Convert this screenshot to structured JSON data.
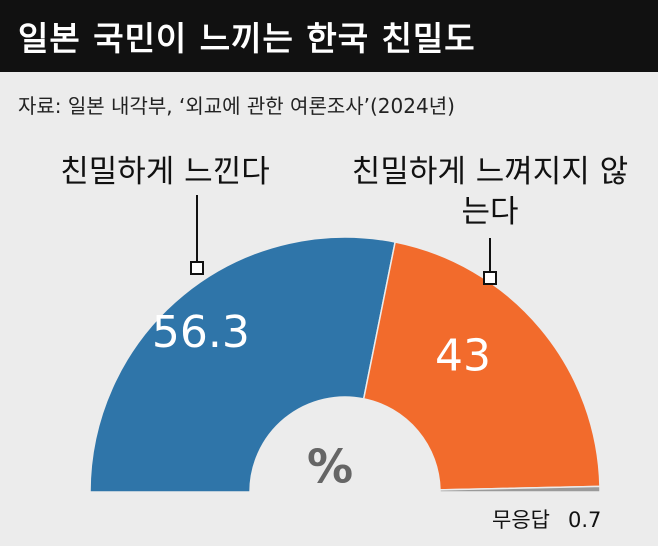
{
  "chart_data": {
    "type": "half-donut",
    "title": "일본 국민이 느끼는 한국 친밀도",
    "subtitle": "자료: 일본 내각부, ‘외교에 관한 여론조사’(2024년)",
    "unit": "%",
    "categories": [
      "친밀하게 느낀다",
      "친밀하게 느껴지지 않는다",
      "무응답"
    ],
    "values": [
      56.3,
      43.0,
      0.7
    ],
    "colors": [
      "#2f75a9",
      "#f26b2c",
      "#9a9a9a"
    ]
  }
}
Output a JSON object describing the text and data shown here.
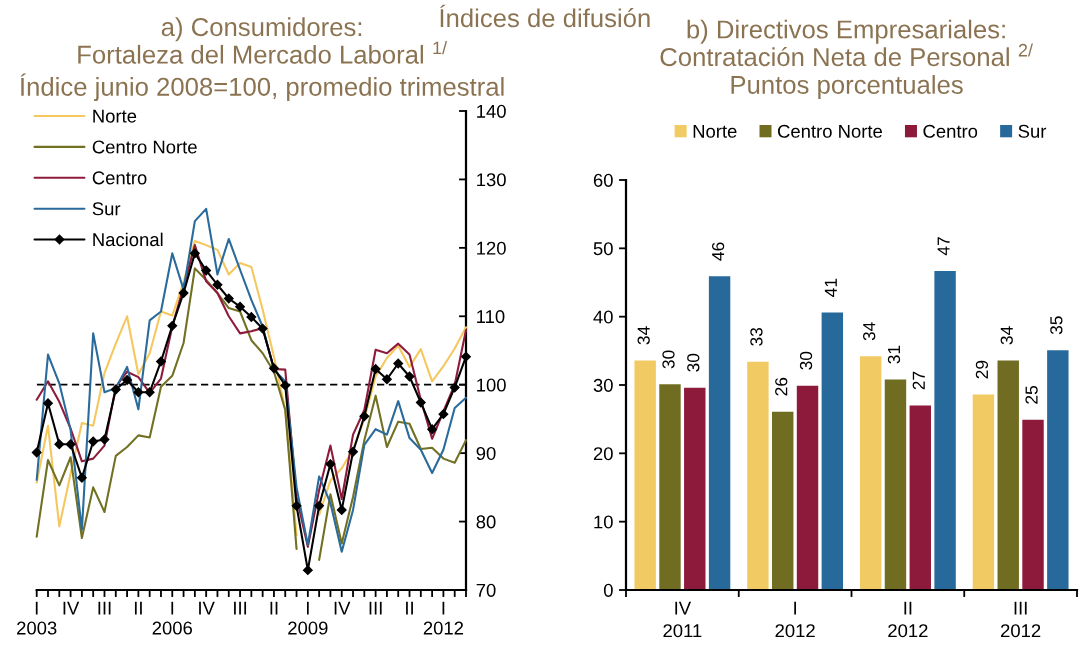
{
  "chart_data": [
    {
      "type": "line",
      "title": "a) Consumidores:\nFortaleza del Mercado Laboral $^{1/}$\nÍndice junio 2008=100, promedio trimestral",
      "annotations": [
        "Índices de difusión"
      ],
      "categories": [
        "I\n2003",
        null,
        null,
        "IV",
        null,
        null,
        "III",
        null,
        null,
        "II",
        null,
        null,
        "I\n2006",
        null,
        null,
        "IV",
        null,
        null,
        "III",
        null,
        null,
        "II",
        null,
        null,
        "I\n2009",
        null,
        null,
        "IV",
        null,
        null,
        "III",
        null,
        null,
        "II",
        null,
        null,
        "I\n2012",
        null,
        null
      ],
      "series": [
        {
          "name": "Norte",
          "color": "#F5C75E",
          "values": [
            85.7,
            94.0,
            79.3,
            87.0,
            94.4,
            94.0,
            101.7,
            106.0,
            110.0,
            101.5,
            104.6,
            110.7,
            110.1,
            115.0,
            121.0,
            120.4,
            119.7,
            116.1,
            117.8,
            117.2,
            111.0,
            104.1,
            96.3,
            78.0,
            null,
            81.0,
            86.0,
            87.8,
            90.5,
            95.0,
            101.2,
            103.9,
            105.7,
            102.6,
            105.2,
            100.5,
            102.7,
            105.3,
            108.4
          ]
        },
        {
          "name": "Centro Norte",
          "color": "#717023",
          "values": [
            77.8,
            89.0,
            85.3,
            89.4,
            77.6,
            85.0,
            81.4,
            89.6,
            90.9,
            92.6,
            92.3,
            99.7,
            101.3,
            106.1,
            117.0,
            115.3,
            113.4,
            111.2,
            110.7,
            106.5,
            104.6,
            101.9,
            96.3,
            76.0,
            null,
            74.4,
            84.0,
            76.8,
            83.6,
            91.9,
            98.4,
            90.9,
            94.6,
            94.3,
            90.6,
            90.8,
            89.2,
            88.6,
            91.9
          ]
        },
        {
          "name": "Centro",
          "color": "#8E1B3C",
          "values": [
            97.8,
            100.5,
            97.5,
            93.6,
            88.8,
            89.2,
            91.1,
            99.7,
            101.9,
            101.1,
            98.8,
            100.9,
            108.5,
            114.3,
            120.4,
            115.1,
            113.4,
            110.0,
            107.5,
            107.8,
            108.3,
            102.3,
            102.2,
            83.6,
            76.3,
            84.6,
            91.1,
            83.3,
            92.7,
            96.3,
            105.1,
            104.6,
            106.0,
            104.4,
            97.8,
            92.1,
            96.1,
            100.0,
            108.0
          ]
        },
        {
          "name": "Sur",
          "color": "#2A6B9B",
          "values": [
            86.1,
            104.4,
            100.2,
            93.4,
            78.8,
            107.5,
            98.9,
            99.5,
            102.6,
            96.4,
            109.4,
            110.7,
            119.2,
            113.9,
            123.9,
            125.7,
            116.1,
            121.3,
            116.8,
            112.4,
            108.5,
            102.2,
            100.5,
            85.0,
            76.6,
            86.6,
            82.7,
            75.6,
            81.7,
            91.2,
            93.5,
            92.7,
            97.6,
            92.2,
            90.5,
            87.1,
            90.5,
            96.6,
            98.1
          ]
        },
        {
          "name": "Nacional",
          "color": "#000000",
          "marker": "diamond",
          "values": [
            90.1,
            97.3,
            91.3,
            91.3,
            86.4,
            91.7,
            92.0,
            99.3,
            100.7,
            98.9,
            98.9,
            103.4,
            108.6,
            113.4,
            119.2,
            116.7,
            114.6,
            112.6,
            111.4,
            109.9,
            108.2,
            102.4,
            99.9,
            82.3,
            72.9,
            82.3,
            88.4,
            81.7,
            90.2,
            95.4,
            102.3,
            100.8,
            103.1,
            101.2,
            97.4,
            93.5,
            95.7,
            99.6,
            104.1
          ]
        }
      ],
      "ylim": [
        70,
        140
      ],
      "yticks": [
        70,
        80,
        90,
        100,
        110,
        120,
        130,
        140
      ],
      "ref_lines": [
        {
          "axis": "y",
          "value": 100,
          "color": "#000000",
          "line_style": "dashed"
        }
      ],
      "legend": "top left",
      "grid": false
    },
    {
      "type": "bar",
      "title": "b) Directivos Empresariales:\nContratación Neta de Personal $^{2/}$\nPuntos porcentuales",
      "categories": [
        "IV\n2011",
        "I\n2012",
        "II\n2012",
        "III\n2012"
      ],
      "series": [
        {
          "name": "Norte",
          "color": "#F2CA64",
          "values": [
            33.6,
            33.4,
            34.2,
            28.6
          ],
          "value_labels": [
            "34",
            "33",
            "34",
            "29"
          ]
        },
        {
          "name": "Centro Norte",
          "color": "#706D22",
          "values": [
            30.1,
            26.1,
            30.8,
            33.6
          ],
          "value_labels": [
            "30",
            "26",
            "31",
            "34"
          ]
        },
        {
          "name": "Centro",
          "color": "#8D1A3B",
          "values": [
            29.6,
            29.9,
            27.0,
            24.9
          ],
          "value_labels": [
            "30",
            "30",
            "27",
            "25"
          ]
        },
        {
          "name": "Sur",
          "color": "#27699A",
          "values": [
            45.9,
            40.6,
            46.7,
            35.1
          ],
          "value_labels": [
            "46",
            "41",
            "47",
            "35"
          ]
        }
      ],
      "ylim": [
        0,
        60
      ],
      "yticks": [
        0,
        10,
        20,
        30,
        40,
        50,
        60
      ],
      "legend": "top",
      "grid": false
    }
  ]
}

■ Exercise: Quote everything in the listing above exactly; pictures are the only thing to omit.

■ Finished answer:
Convert this screenshot to structured JSON data.
{
  "chart_data": {
    "type": "half-donut",
    "title": "일본 국민이 느끼는 한국 친밀도",
    "subtitle": "자료: 일본 내각부, ‘외교에 관한 여론조사’(2024년)",
    "unit": "%",
    "categories": [
      "친밀하게 느낀다",
      "친밀하게 느껴지지 않는다",
      "무응답"
    ],
    "values": [
      56.3,
      43.0,
      0.7
    ],
    "colors": [
      "#2f75a9",
      "#f26b2c",
      "#9a9a9a"
    ]
  }
}
Output a JSON object describing the text and data shown here.
{
  "chart_data": [
    {
      "type": "line",
      "title": "a) Consumidores:\nFortaleza del Mercado Laboral $^{1/}$\nÍndice junio 2008=100, promedio trimestral",
      "annotations": [
        "Índices de difusión"
      ],
      "categories": [
        "I\n2003",
        null,
        null,
        "IV",
        null,
        null,
        "III",
        null,
        null,
        "II",
        null,
        null,
        "I\n2006",
        null,
        null,
        "IV",
        null,
        null,
        "III",
        null,
        null,
        "II",
        null,
        null,
        "I\n2009",
        null,
        null,
        "IV",
        null,
        null,
        "III",
        null,
        null,
        "II",
        null,
        null,
        "I\n2012",
        null,
        null
      ],
      "series": [
        {
          "name": "Norte",
          "color": "#F5C75E",
          "values": [
            85.7,
            94.0,
            79.3,
            87.0,
            94.4,
            94.0,
            101.7,
            106.0,
            110.0,
            101.5,
            104.6,
            110.7,
            110.1,
            115.0,
            121.0,
            120.4,
            119.7,
            116.1,
            117.8,
            117.2,
            111.0,
            104.1,
            96.3,
            78.0,
            null,
            81.0,
            86.0,
            87.8,
            90.5,
            95.0,
            101.2,
            103.9,
            105.7,
            102.6,
            105.2,
            100.5,
            102.7,
            105.3,
            108.4
          ]
        },
        {
          "name": "Centro Norte",
          "color": "#717023",
          "values": [
            77.8,
            89.0,
            85.3,
            89.4,
            77.6,
            85.0,
            81.4,
            89.6,
            90.9,
            92.6,
            92.3,
            99.7,
            101.3,
            106.1,
            117.0,
            115.3,
            113.4,
            111.2,
            110.7,
            106.5,
            104.6,
            101.9,
            96.3,
            76.0,
            null,
            74.4,
            84.0,
            76.8,
            83.6,
            91.9,
            98.4,
            90.9,
            94.6,
            94.3,
            90.6,
            90.8,
            89.2,
            88.6,
            91.9
          ]
        },
        {
          "name": "Centro",
          "color": "#8E1B3C",
          "values": [
            97.8,
            100.5,
            97.5,
            93.6,
            88.8,
            89.2,
            91.1,
            99.7,
            101.9,
            101.1,
            98.8,
            100.9,
            108.5,
            114.3,
            120.4,
            115.1,
            113.4,
            110.0,
            107.5,
            107.8,
            108.3,
            102.3,
            102.2,
            83.6,
            76.3,
            84.6,
            91.1,
            83.3,
            92.7,
            96.3,
            105.1,
            104.6,
            106.0,
            104.4,
            97.8,
            92.1,
            96.1,
            100.0,
            108.0
          ]
        },
        {
          "name": "Sur",
          "color": "#2A6B9B",
          "values": [
            86.1,
            104.4,
            100.2,
            93.4,
            78.8,
            107.5,
            98.9,
            99.5,
            102.6,
            96.4,
            109.4,
            110.7,
            119.2,
            113.9,
            123.9,
            125.7,
            116.1,
            121.3,
            116.8,
            112.4,
            108.5,
            102.2,
            100.5,
            85.0,
            76.6,
            86.6,
            82.7,
            75.6,
            81.7,
            91.2,
            93.5,
            92.7,
            97.6,
            92.2,
            90.5,
            87.1,
            90.5,
            96.6,
            98.1
          ]
        },
        {
          "name": "Nacional",
          "color": "#000000",
          "marker": "diamond",
          "values": [
            90.1,
            97.3,
            91.3,
            91.3,
            86.4,
            91.7,
            92.0,
            99.3,
            100.7,
            98.9,
            98.9,
            103.4,
            108.6,
            113.4,
            119.2,
            116.7,
            114.6,
            112.6,
            111.4,
            109.9,
            108.2,
            102.4,
            99.9,
            82.3,
            72.9,
            82.3,
            88.4,
            81.7,
            90.2,
            95.4,
            102.3,
            100.8,
            103.1,
            101.2,
            97.4,
            93.5,
            95.7,
            99.6,
            104.1
          ]
        }
      ],
      "ylim": [
        70,
        140
      ],
      "yticks": [
        70,
        80,
        90,
        100,
        110,
        120,
        130,
        140
      ],
      "ref_lines": [
        {
          "axis": "y",
          "value": 100,
          "color": "#000000",
          "line_style": "dashed"
        }
      ],
      "legend": "top left",
      "grid": false
    },
    {
      "type": "bar",
      "title": "b) Directivos Empresariales:\nContratación Neta de Personal $^{2/}$\nPuntos porcentuales",
      "categories": [
        "IV\n2011",
        "I\n2012",
        "II\n2012",
        "III\n2012"
      ],
      "series": [
        {
          "name": "Norte",
          "color": "#F2CA64",
          "values": [
            33.6,
            33.4,
            34.2,
            28.6
          ],
          "value_labels": [
            "34",
            "33",
            "34",
            "29"
          ]
        },
        {
          "name": "Centro Norte",
          "color": "#706D22",
          "values": [
            30.1,
            26.1,
            30.8,
            33.6
          ],
          "value_labels": [
            "30",
            "26",
            "31",
            "34"
          ]
        },
        {
          "name": "Centro",
          "color": "#8D1A3B",
          "values": [
            29.6,
            29.9,
            27.0,
            24.9
          ],
          "value_labels": [
            "30",
            "30",
            "27",
            "25"
          ]
        },
        {
          "name": "Sur",
          "color": "#27699A",
          "values": [
            45.9,
            40.6,
            46.7,
            35.1
          ],
          "value_labels": [
            "46",
            "41",
            "47",
            "35"
          ]
        }
      ],
      "ylim": [
        0,
        60
      ],
      "yticks": [
        0,
        10,
        20,
        30,
        40,
        50,
        60
      ],
      "legend": "top",
      "grid": false
    }
  ]
}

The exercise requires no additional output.